===== Working data =====

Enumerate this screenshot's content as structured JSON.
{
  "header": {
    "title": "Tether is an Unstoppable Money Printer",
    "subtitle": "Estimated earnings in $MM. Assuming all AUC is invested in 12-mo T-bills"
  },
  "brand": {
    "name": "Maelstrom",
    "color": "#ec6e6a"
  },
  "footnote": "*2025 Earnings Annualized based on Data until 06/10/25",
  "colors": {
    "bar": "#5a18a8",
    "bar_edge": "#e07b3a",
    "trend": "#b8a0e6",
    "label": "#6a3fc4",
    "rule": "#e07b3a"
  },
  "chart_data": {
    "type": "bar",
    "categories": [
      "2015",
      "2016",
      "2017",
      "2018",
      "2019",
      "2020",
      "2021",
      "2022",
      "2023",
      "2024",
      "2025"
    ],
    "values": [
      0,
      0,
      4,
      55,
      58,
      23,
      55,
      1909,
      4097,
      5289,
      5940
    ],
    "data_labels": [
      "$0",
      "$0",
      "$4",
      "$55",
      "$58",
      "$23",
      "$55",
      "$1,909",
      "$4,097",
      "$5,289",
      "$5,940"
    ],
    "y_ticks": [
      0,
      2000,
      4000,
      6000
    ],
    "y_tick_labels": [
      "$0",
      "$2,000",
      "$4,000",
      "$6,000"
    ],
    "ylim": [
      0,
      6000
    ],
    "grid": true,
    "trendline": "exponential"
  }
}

=====

-- Given request --
Return the lines above exactly, keeping every word.

-- Complete response --
Enumerate this screenshot's content as structured JSON.
{
  "header": {
    "title": "Tether is an Unstoppable Money Printer",
    "subtitle": "Estimated earnings in $MM. Assuming all AUC is invested in 12-mo T-bills"
  },
  "brand": {
    "name": "Maelstrom",
    "color": "#ec6e6a"
  },
  "footnote": "*2025 Earnings Annualized based on Data until 06/10/25",
  "colors": {
    "bar": "#5a18a8",
    "bar_edge": "#e07b3a",
    "trend": "#b8a0e6",
    "label": "#6a3fc4",
    "rule": "#e07b3a"
  },
  "chart_data": {
    "type": "bar",
    "categories": [
      "2015",
      "2016",
      "2017",
      "2018",
      "2019",
      "2020",
      "2021",
      "2022",
      "2023",
      "2024",
      "2025"
    ],
    "values": [
      0,
      0,
      4,
      55,
      58,
      23,
      55,
      1909,
      4097,
      5289,
      5940
    ],
    "data_labels": [
      "$0",
      "$0",
      "$4",
      "$55",
      "$58",
      "$23",
      "$55",
      "$1,909",
      "$4,097",
      "$5,289",
      "$5,940"
    ],
    "y_ticks": [
      0,
      2000,
      4000,
      6000
    ],
    "y_tick_labels": [
      "$0",
      "$2,000",
      "$4,000",
      "$6,000"
    ],
    "ylim": [
      0,
      6000
    ],
    "grid": true,
    "trendline": "exponential"
  }
}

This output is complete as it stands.